* What needs to be done:
Transcribe the lines from the one containing "Extract all readable text from this page." to the last line, inclusive, word for word. Include no pictures.

* Material shown:
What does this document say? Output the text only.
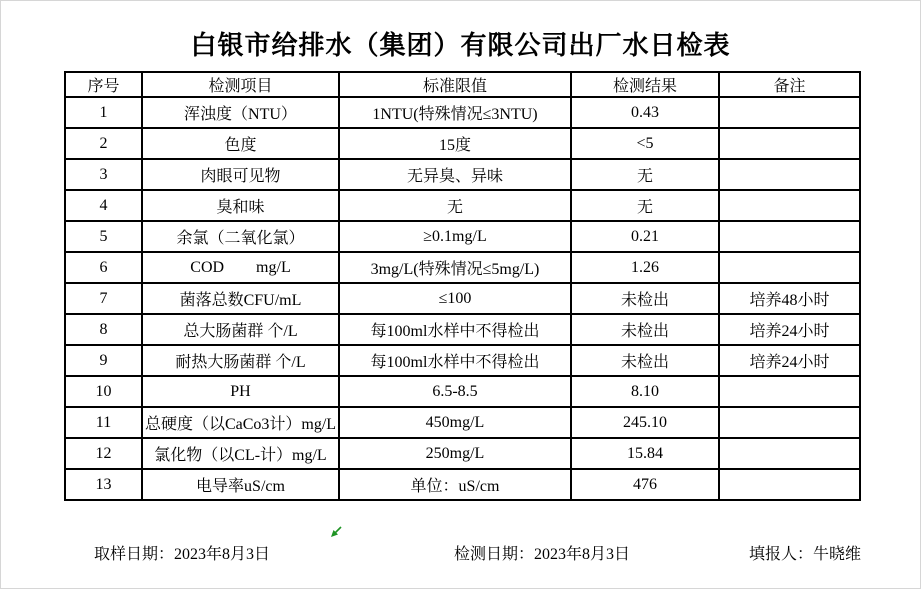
白银市给排水（集团）有限公司出厂水日检表
序号	检测项目	标准限值	检测结果	备注
1	浑浊度（NTU）	1NTU(特殊情况≤3NTU)	0.43	
2	色度	15度	<5	
3	肉眼可见物	无异臭、异味	无	
4	臭和味	无	无	
5	余氯（二氧化氯）	≥0.1mg/L	0.21	
6	COD        mg/L	3mg/L(特殊情况≤5mg/L)	1.26	
7	菌落总数CFU/mL	≤100	未检出	培养48小时
8	总大肠菌群 个/L	每100ml水样中不得检出	未检出	培养24小时
9	耐热大肠菌群 个/L	每100ml水样中不得检出	未检出	培养24小时
10	PH	6.5-8.5	8.10	
11	总硬度（以CaCo3计）mg/L	450mg/L	245.10	
12	氯化物（以CL-计）mg/L	250mg/L	15.84	
13	电导率uS/cm	单位：uS/cm	476	
取样日期：2023年8月3日	检测日期：2023年8月3日	填报人：牛晓维
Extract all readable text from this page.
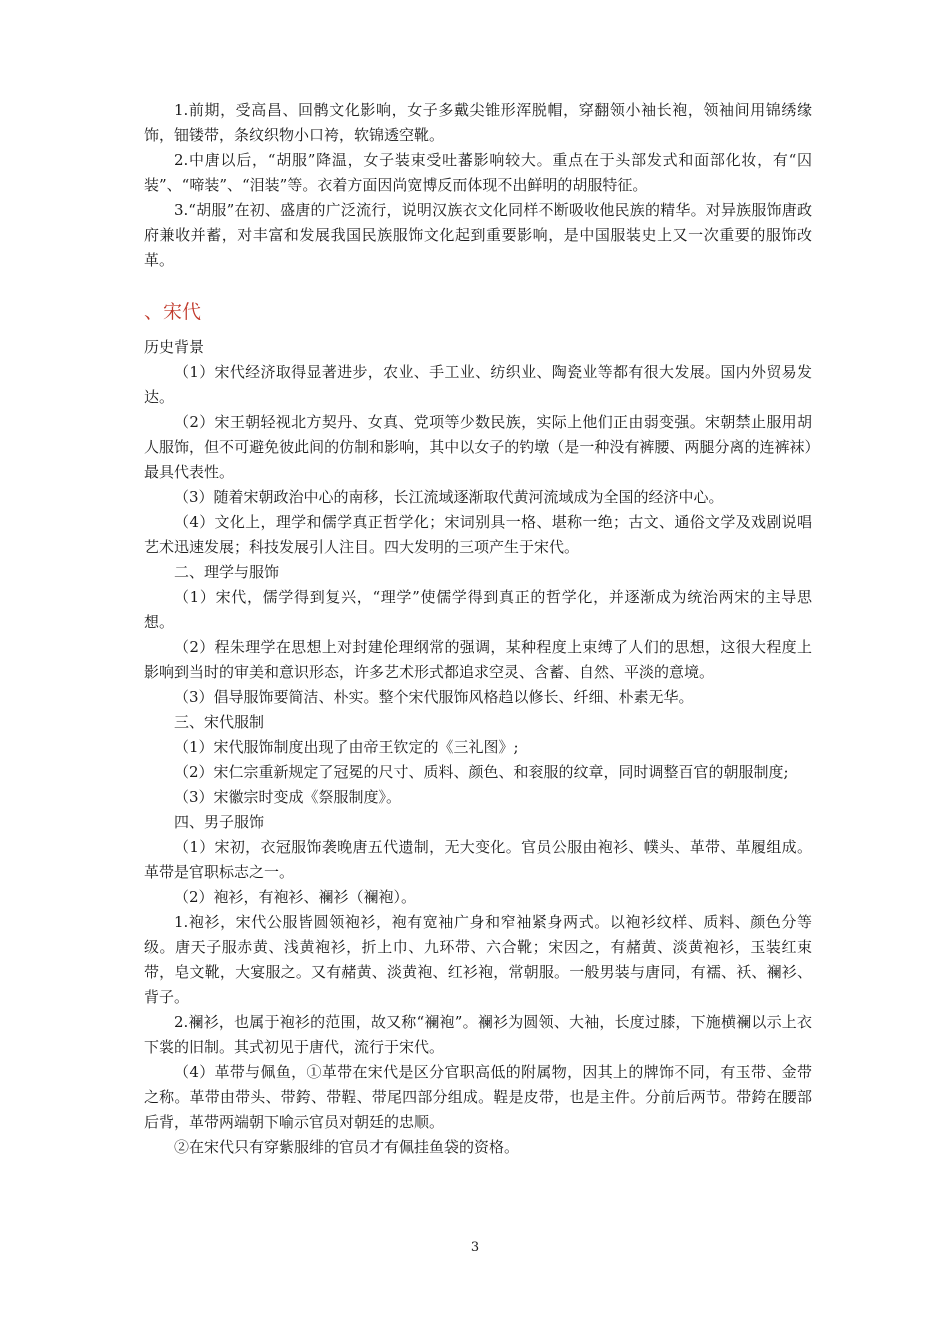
1.前期，受高昌、回鹘文化影响，女子多戴尖锥形浑脱帽，穿翻领小袖长袍，领袖间用锦绣缘饰，钿镂带，条纹织物小口袴，软锦透空靴。

2.中唐以后，“胡服”降温，女子装束受吐蕃影响较大。重点在于头部发式和面部化妆，有“囚装”、“啼装”、“泪装”等。衣着方面因尚宽博反而体现不出鲜明的胡服特征。

3.“胡服”在初、盛唐的广泛流行，说明汉族衣文化同样不断吸收他民族的精华。对异族服饰唐政府兼收并蓄，对丰富和发展我国民族服饰文化起到重要影响，是中国服装史上又一次重要的服饰改革。

、宋代

历史背景

（1）宋代经济取得显著进步，农业、手工业、纺织业、陶瓷业等都有很大发展。国内外贸易发达。

（2）宋王朝轻视北方契丹、女真、党项等少数民族，实际上他们正由弱变强。宋朝禁止服用胡人服饰，但不可避免彼此间的仿制和影响，其中以女子的钓墩（是一种没有裤腰、两腿分离的连裤袜）最具代表性。

（3）随着宋朝政治中心的南移，长江流域逐渐取代黄河流域成为全国的经济中心。

（4）文化上，理学和儒学真正哲学化；宋词别具一格、堪称一绝；古文、通俗文学及戏剧说唱艺术迅速发展；科技发展引人注目。四大发明的三项产生于宋代。

二、理学与服饰

（1）宋代，儒学得到复兴，“理学”使儒学得到真正的哲学化，并逐渐成为统治两宋的主导思想。

（2）程朱理学在思想上对封建伦理纲常的强调，某种程度上束缚了人们的思想，这很大程度上影响到当时的审美和意识形态，许多艺术形式都追求空灵、含蓄、自然、平淡的意境。

（3）倡导服饰要简洁、朴实。整个宋代服饰风格趋以修长、纤细、朴素无华。

三、宋代服制

（1）宋代服饰制度出现了由帝王钦定的《三礼图》;

（2）宋仁宗重新规定了冠冕的尺寸、质料、颜色、和衮服的纹章，同时调整百官的朝服制度;

（3）宋徽宗时变成《祭服制度》。

四、男子服饰

（1）宋初，衣冠服饰袭晚唐五代遗制，无大变化。官员公服由袍衫、幞头、革带、革履组成。革带是官职标志之一。

（2）袍衫，有袍衫、襕衫（襕袍）。

1.袍衫，宋代公服皆圆领袍衫，袍有宽袖广身和窄袖紧身两式。以袍衫纹样、质料、颜色分等级。唐天子服赤黄、浅黄袍衫，折上巾、九环带、六合靴；宋因之，有赭黄、淡黄袍衫，玉装红束带，皂文靴，大宴服之。又有赭黄、淡黄袍、红衫袍，常朝服。一般男装与唐同，有襦、袄、襕衫、背子。

2.襕衫，也属于袍衫的范围，故又称“襕袍”。襕衫为圆领、大袖，长度过膝，下施横襕以示上衣下裳的旧制。其式初见于唐代，流行于宋代。

（4）革带与佩鱼，①革带在宋代是区分官职高低的附属物，因其上的牌饰不同，有玉带、金带之称。革带由带头、带銙、带鞓、带尾四部分组成。鞓是皮带，也是主件。分前后两节。带銙在腰部后背，革带两端朝下喻示官员对朝廷的忠顺。

②在宋代只有穿紫服绯的官员才有佩挂鱼袋的资格。

3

* Solved problem:
Extract all readable text from this page.
1.前期，受高昌、回鹘文化影响，女子多戴尖锥形浑脱帽，穿翻领小袖长袍，领袖间用锦绣缘饰，钿镂带，条纹织物小口袴，软锦透空靴。

2.中唐以后，“胡服”降温，女子装束受吐蕃影响较大。重点在于头部发式和面部化妆，有“囚装”、“啼装”、“泪装”等。衣着方面因尚宽博反而体现不出鲜明的胡服特征。

3.“胡服”在初、盛唐的广泛流行，说明汉族衣文化同样不断吸收他民族的精华。对异族服饰唐政府兼收并蓄，对丰富和发展我国民族服饰文化起到重要影响，是中国服装史上又一次重要的服饰改革。

、宋代

历史背景

（1）宋代经济取得显著进步，农业、手工业、纺织业、陶瓷业等都有很大发展。国内外贸易发达。

（2）宋王朝轻视北方契丹、女真、党项等少数民族，实际上他们正由弱变强。宋朝禁止服用胡人服饰，但不可避免彼此间的仿制和影响，其中以女子的钓墩（是一种没有裤腰、两腿分离的连裤袜）最具代表性。

（3）随着宋朝政治中心的南移，长江流域逐渐取代黄河流域成为全国的经济中心。

（4）文化上，理学和儒学真正哲学化；宋词别具一格、堪称一绝；古文、通俗文学及戏剧说唱艺术迅速发展；科技发展引人注目。四大发明的三项产生于宋代。

二、理学与服饰

（1）宋代，儒学得到复兴，“理学”使儒学得到真正的哲学化，并逐渐成为统治两宋的主导思想。

（2）程朱理学在思想上对封建伦理纲常的强调，某种程度上束缚了人们的思想，这很大程度上影响到当时的审美和意识形态，许多艺术形式都追求空灵、含蓄、自然、平淡的意境。

（3）倡导服饰要简洁、朴实。整个宋代服饰风格趋以修长、纤细、朴素无华。

三、宋代服制

（1）宋代服饰制度出现了由帝王钦定的《三礼图》;

（2）宋仁宗重新规定了冠冕的尺寸、质料、颜色、和衮服的纹章，同时调整百官的朝服制度;

（3）宋徽宗时变成《祭服制度》。

四、男子服饰

（1）宋初，衣冠服饰袭晚唐五代遗制，无大变化。官员公服由袍衫、幞头、革带、革履组成。革带是官职标志之一。

（2）袍衫，有袍衫、襕衫（襕袍）。

1.袍衫，宋代公服皆圆领袍衫，袍有宽袖广身和窄袖紧身两式。以袍衫纹样、质料、颜色分等级。唐天子服赤黄、浅黄袍衫，折上巾、九环带、六合靴；宋因之，有赭黄、淡黄袍衫，玉装红束带，皂文靴，大宴服之。又有赭黄、淡黄袍、红衫袍，常朝服。一般男装与唐同，有襦、袄、襕衫、背子。

2.襕衫，也属于袍衫的范围，故又称“襕袍”。襕衫为圆领、大袖，长度过膝，下施横襕以示上衣下裳的旧制。其式初见于唐代，流行于宋代。

（4）革带与佩鱼，①革带在宋代是区分官职高低的附属物，因其上的牌饰不同，有玉带、金带之称。革带由带头、带銙、带鞓、带尾四部分组成。鞓是皮带，也是主件。分前后两节。带銙在腰部后背，革带两端朝下喻示官员对朝廷的忠顺。

②在宋代只有穿紫服绯的官员才有佩挂鱼袋的资格。

3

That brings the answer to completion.